Carry none of the pictures over; set down the material below exactly.

Excerpts from a figure dataset
[Begin]

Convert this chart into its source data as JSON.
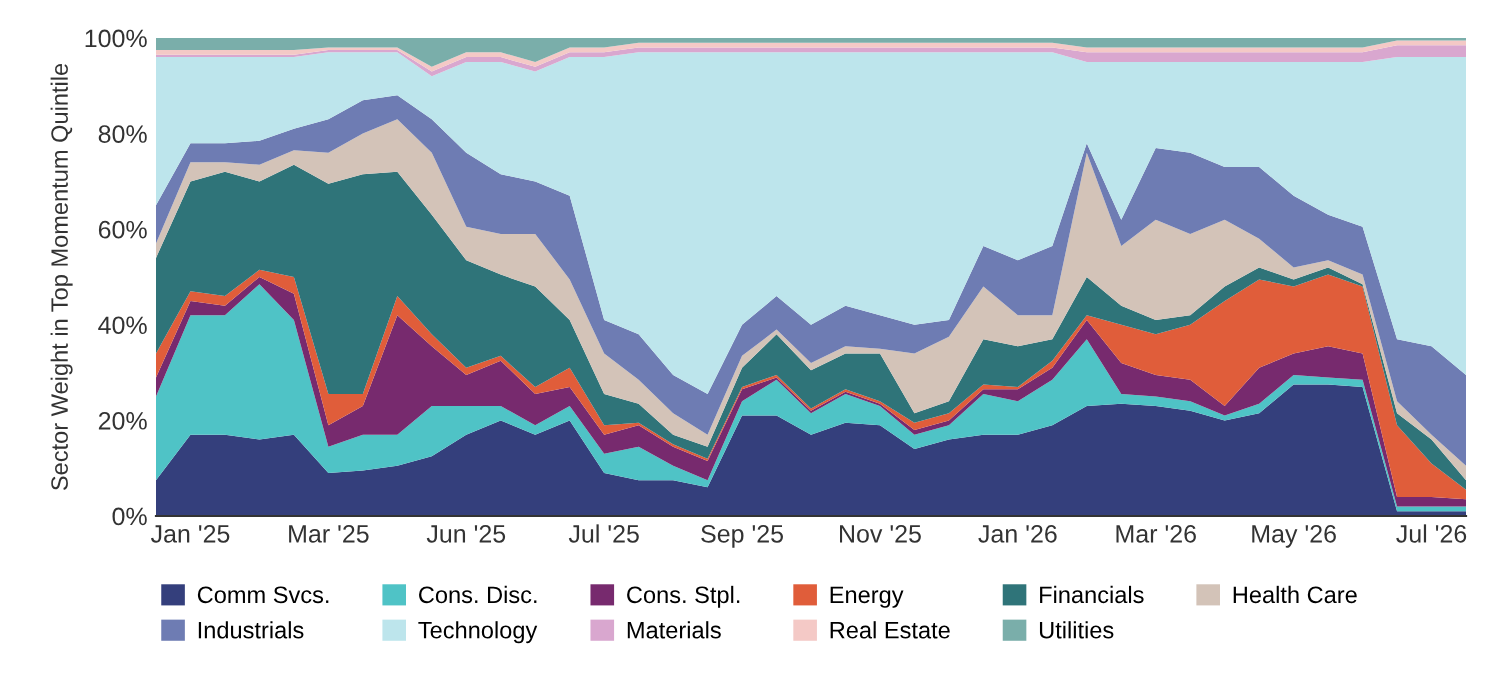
{
  "chart_data": {
    "type": "area",
    "stacked": true,
    "ylabel": "Sector Weight in Top Momentum Quintile",
    "categories": [
      null,
      "Jan '25",
      null,
      null,
      null,
      "Mar '25",
      null,
      null,
      null,
      "Jun '25",
      null,
      null,
      null,
      "Jul '25",
      null,
      null,
      null,
      "Sep '25",
      null,
      null,
      null,
      "Nov '25",
      null,
      null,
      null,
      "Jan '26",
      null,
      null,
      null,
      "Mar '26",
      null,
      null,
      null,
      "May '26",
      null,
      null,
      null,
      "Jul '26",
      null
    ],
    "ylim": [
      0,
      100
    ],
    "yticks": [
      {
        "value": 0,
        "label": "0%"
      },
      {
        "value": 20,
        "label": "20%"
      },
      {
        "value": 40,
        "label": "40%"
      },
      {
        "value": 60,
        "label": "60%"
      },
      {
        "value": 80,
        "label": "80%"
      },
      {
        "value": 100,
        "label": "100%"
      }
    ],
    "grid": false,
    "legend": "bottom",
    "series": [
      {
        "name": "Comm Svcs.",
        "color": "#343f7c",
        "values": [
          7.5,
          17,
          17,
          16,
          17,
          9,
          9.5,
          10.5,
          12.5,
          17,
          20,
          17,
          20,
          9,
          7.5,
          7.5,
          6,
          21,
          21,
          17,
          19.5,
          19,
          14,
          16,
          17,
          17,
          19,
          23,
          23.5,
          23,
          22,
          20,
          21.5,
          27.5,
          27.5,
          27,
          1,
          1,
          1
        ]
      },
      {
        "name": "Cons. Disc.",
        "color": "#4fc3c6",
        "values": [
          17.5,
          25,
          25,
          32.5,
          24,
          5.5,
          7.5,
          6.5,
          10.5,
          6,
          3,
          2,
          3,
          4,
          7,
          3,
          1.5,
          3,
          7.5,
          4.5,
          6,
          4,
          3,
          3,
          8.5,
          7,
          9.5,
          14,
          2,
          2,
          2,
          1,
          2,
          2,
          1.5,
          1.5,
          1,
          1,
          1
        ]
      },
      {
        "name": "Cons. Stpl.",
        "color": "#772a6e",
        "values": [
          4,
          3,
          2,
          1.5,
          5.5,
          4.5,
          6,
          25,
          12.5,
          6.5,
          9.5,
          6.5,
          4,
          4,
          4.5,
          4,
          4,
          2.5,
          0.5,
          0.5,
          0.5,
          0.5,
          1,
          1,
          1,
          2.5,
          2.5,
          4,
          6.5,
          4.5,
          4.5,
          2,
          7.5,
          4.5,
          6.5,
          5.5,
          2,
          2,
          1.5
        ]
      },
      {
        "name": "Energy",
        "color": "#e05d3a",
        "values": [
          5,
          2,
          2,
          1.5,
          3.5,
          6.5,
          2.5,
          4,
          2.5,
          1.5,
          1,
          1.5,
          4,
          2,
          0.5,
          0.5,
          0.5,
          0.5,
          0.5,
          0.5,
          0.5,
          0.5,
          1.5,
          1.5,
          1,
          0.5,
          1.5,
          1,
          8,
          8.5,
          11.5,
          22,
          18.5,
          14,
          15,
          14,
          15,
          7,
          2
        ]
      },
      {
        "name": "Financials",
        "color": "#2f7479",
        "values": [
          20,
          23,
          26,
          18.5,
          23.5,
          44,
          46,
          26,
          25,
          22.5,
          17,
          21,
          10,
          6.5,
          4,
          2,
          2.5,
          4,
          8.5,
          8,
          7.5,
          10,
          2,
          2.5,
          9.5,
          8.5,
          4.5,
          8,
          4,
          3,
          2,
          3,
          2.5,
          1.5,
          1.5,
          0.5,
          2.5,
          5,
          2
        ]
      },
      {
        "name": "Health Care",
        "color": "#d3c3b8",
        "values": [
          3,
          4,
          2,
          3.5,
          3,
          6.5,
          8.5,
          11,
          13,
          7,
          8.5,
          11,
          8.5,
          8.5,
          5,
          4.5,
          2.5,
          2.5,
          1,
          1.5,
          1.5,
          1,
          12.5,
          13.5,
          11,
          6.5,
          5,
          26,
          12.5,
          21,
          17,
          14,
          6,
          2.5,
          1.5,
          2,
          2.5,
          1,
          3
        ]
      },
      {
        "name": "Industrials",
        "color": "#6e7cb3",
        "values": [
          8,
          4,
          4,
          5,
          4.5,
          7,
          7,
          5,
          7,
          15.5,
          12.5,
          11,
          17.5,
          7,
          9.5,
          8,
          8.5,
          6.5,
          7,
          8,
          8.5,
          7,
          6,
          3.5,
          8.5,
          11.5,
          14.5,
          2,
          5.5,
          15,
          17,
          11,
          15,
          15,
          9.5,
          10,
          13,
          18.5,
          19
        ]
      },
      {
        "name": "Technology",
        "color": "#bde5ec",
        "values": [
          31,
          18,
          18,
          17.5,
          15,
          14,
          10,
          9,
          9,
          19,
          23.5,
          23,
          29,
          55,
          59,
          67.5,
          71.5,
          57,
          51,
          57,
          53,
          55,
          57,
          56,
          40.5,
          43.5,
          40.5,
          17,
          33,
          18,
          19,
          22,
          22,
          28,
          32,
          34.5,
          59,
          60.5,
          66.5
        ]
      },
      {
        "name": "Materials",
        "color": "#d9a7cf",
        "values": [
          0.5,
          0.5,
          0.5,
          0.5,
          0.5,
          0.5,
          0.5,
          0.5,
          1,
          1,
          1,
          1,
          1,
          1,
          1,
          1,
          1,
          1,
          1,
          1,
          1,
          1,
          1,
          1,
          1,
          1,
          1,
          2,
          2,
          2,
          2,
          2,
          2,
          2,
          2,
          2,
          2.5,
          2.5,
          2.5
        ]
      },
      {
        "name": "Real Estate",
        "color": "#f4c9c6",
        "values": [
          1,
          1,
          1,
          1,
          1,
          0.5,
          0.5,
          0.5,
          1,
          1,
          1,
          1,
          1,
          1,
          1,
          1,
          1,
          1,
          1,
          1,
          1,
          1,
          1,
          1,
          1,
          1,
          1,
          1,
          1,
          1,
          1,
          1,
          1,
          1,
          1,
          1,
          1,
          1,
          1
        ]
      },
      {
        "name": "Utilities",
        "color": "#7aaeaa",
        "values": [
          2.5,
          2.5,
          2.5,
          2.5,
          2.5,
          2,
          2,
          2,
          6,
          3,
          3,
          5,
          2,
          2,
          1,
          1,
          1,
          1,
          1,
          1,
          1,
          1,
          1,
          1,
          1,
          1,
          1,
          2,
          2,
          2,
          2,
          2,
          2,
          2,
          2,
          2,
          0.5,
          0.5,
          0.5
        ]
      }
    ]
  }
}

[End]

Complete answer:
Convert this chart into its source data as JSON.
{
  "chart_data": {
    "type": "area",
    "stacked": true,
    "ylabel": "Sector Weight in Top Momentum Quintile",
    "categories": [
      null,
      "Jan '25",
      null,
      null,
      null,
      "Mar '25",
      null,
      null,
      null,
      "Jun '25",
      null,
      null,
      null,
      "Jul '25",
      null,
      null,
      null,
      "Sep '25",
      null,
      null,
      null,
      "Nov '25",
      null,
      null,
      null,
      "Jan '26",
      null,
      null,
      null,
      "Mar '26",
      null,
      null,
      null,
      "May '26",
      null,
      null,
      null,
      "Jul '26",
      null
    ],
    "ylim": [
      0,
      100
    ],
    "yticks": [
      {
        "value": 0,
        "label": "0%"
      },
      {
        "value": 20,
        "label": "20%"
      },
      {
        "value": 40,
        "label": "40%"
      },
      {
        "value": 60,
        "label": "60%"
      },
      {
        "value": 80,
        "label": "80%"
      },
      {
        "value": 100,
        "label": "100%"
      }
    ],
    "grid": false,
    "legend": "bottom",
    "series": [
      {
        "name": "Comm Svcs.",
        "color": "#343f7c",
        "values": [
          7.5,
          17,
          17,
          16,
          17,
          9,
          9.5,
          10.5,
          12.5,
          17,
          20,
          17,
          20,
          9,
          7.5,
          7.5,
          6,
          21,
          21,
          17,
          19.5,
          19,
          14,
          16,
          17,
          17,
          19,
          23,
          23.5,
          23,
          22,
          20,
          21.5,
          27.5,
          27.5,
          27,
          1,
          1,
          1
        ]
      },
      {
        "name": "Cons. Disc.",
        "color": "#4fc3c6",
        "values": [
          17.5,
          25,
          25,
          32.5,
          24,
          5.5,
          7.5,
          6.5,
          10.5,
          6,
          3,
          2,
          3,
          4,
          7,
          3,
          1.5,
          3,
          7.5,
          4.5,
          6,
          4,
          3,
          3,
          8.5,
          7,
          9.5,
          14,
          2,
          2,
          2,
          1,
          2,
          2,
          1.5,
          1.5,
          1,
          1,
          1
        ]
      },
      {
        "name": "Cons. Stpl.",
        "color": "#772a6e",
        "values": [
          4,
          3,
          2,
          1.5,
          5.5,
          4.5,
          6,
          25,
          12.5,
          6.5,
          9.5,
          6.5,
          4,
          4,
          4.5,
          4,
          4,
          2.5,
          0.5,
          0.5,
          0.5,
          0.5,
          1,
          1,
          1,
          2.5,
          2.5,
          4,
          6.5,
          4.5,
          4.5,
          2,
          7.5,
          4.5,
          6.5,
          5.5,
          2,
          2,
          1.5
        ]
      },
      {
        "name": "Energy",
        "color": "#e05d3a",
        "values": [
          5,
          2,
          2,
          1.5,
          3.5,
          6.5,
          2.5,
          4,
          2.5,
          1.5,
          1,
          1.5,
          4,
          2,
          0.5,
          0.5,
          0.5,
          0.5,
          0.5,
          0.5,
          0.5,
          0.5,
          1.5,
          1.5,
          1,
          0.5,
          1.5,
          1,
          8,
          8.5,
          11.5,
          22,
          18.5,
          14,
          15,
          14,
          15,
          7,
          2
        ]
      },
      {
        "name": "Financials",
        "color": "#2f7479",
        "values": [
          20,
          23,
          26,
          18.5,
          23.5,
          44,
          46,
          26,
          25,
          22.5,
          17,
          21,
          10,
          6.5,
          4,
          2,
          2.5,
          4,
          8.5,
          8,
          7.5,
          10,
          2,
          2.5,
          9.5,
          8.5,
          4.5,
          8,
          4,
          3,
          2,
          3,
          2.5,
          1.5,
          1.5,
          0.5,
          2.5,
          5,
          2
        ]
      },
      {
        "name": "Health Care",
        "color": "#d3c3b8",
        "values": [
          3,
          4,
          2,
          3.5,
          3,
          6.5,
          8.5,
          11,
          13,
          7,
          8.5,
          11,
          8.5,
          8.5,
          5,
          4.5,
          2.5,
          2.5,
          1,
          1.5,
          1.5,
          1,
          12.5,
          13.5,
          11,
          6.5,
          5,
          26,
          12.5,
          21,
          17,
          14,
          6,
          2.5,
          1.5,
          2,
          2.5,
          1,
          3
        ]
      },
      {
        "name": "Industrials",
        "color": "#6e7cb3",
        "values": [
          8,
          4,
          4,
          5,
          4.5,
          7,
          7,
          5,
          7,
          15.5,
          12.5,
          11,
          17.5,
          7,
          9.5,
          8,
          8.5,
          6.5,
          7,
          8,
          8.5,
          7,
          6,
          3.5,
          8.5,
          11.5,
          14.5,
          2,
          5.5,
          15,
          17,
          11,
          15,
          15,
          9.5,
          10,
          13,
          18.5,
          19
        ]
      },
      {
        "name": "Technology",
        "color": "#bde5ec",
        "values": [
          31,
          18,
          18,
          17.5,
          15,
          14,
          10,
          9,
          9,
          19,
          23.5,
          23,
          29,
          55,
          59,
          67.5,
          71.5,
          57,
          51,
          57,
          53,
          55,
          57,
          56,
          40.5,
          43.5,
          40.5,
          17,
          33,
          18,
          19,
          22,
          22,
          28,
          32,
          34.5,
          59,
          60.5,
          66.5
        ]
      },
      {
        "name": "Materials",
        "color": "#d9a7cf",
        "values": [
          0.5,
          0.5,
          0.5,
          0.5,
          0.5,
          0.5,
          0.5,
          0.5,
          1,
          1,
          1,
          1,
          1,
          1,
          1,
          1,
          1,
          1,
          1,
          1,
          1,
          1,
          1,
          1,
          1,
          1,
          1,
          2,
          2,
          2,
          2,
          2,
          2,
          2,
          2,
          2,
          2.5,
          2.5,
          2.5
        ]
      },
      {
        "name": "Real Estate",
        "color": "#f4c9c6",
        "values": [
          1,
          1,
          1,
          1,
          1,
          0.5,
          0.5,
          0.5,
          1,
          1,
          1,
          1,
          1,
          1,
          1,
          1,
          1,
          1,
          1,
          1,
          1,
          1,
          1,
          1,
          1,
          1,
          1,
          1,
          1,
          1,
          1,
          1,
          1,
          1,
          1,
          1,
          1,
          1,
          1
        ]
      },
      {
        "name": "Utilities",
        "color": "#7aaeaa",
        "values": [
          2.5,
          2.5,
          2.5,
          2.5,
          2.5,
          2,
          2,
          2,
          6,
          3,
          3,
          5,
          2,
          2,
          1,
          1,
          1,
          1,
          1,
          1,
          1,
          1,
          1,
          1,
          1,
          1,
          1,
          2,
          2,
          2,
          2,
          2,
          2,
          2,
          2,
          2,
          0.5,
          0.5,
          0.5
        ]
      }
    ]
  }
}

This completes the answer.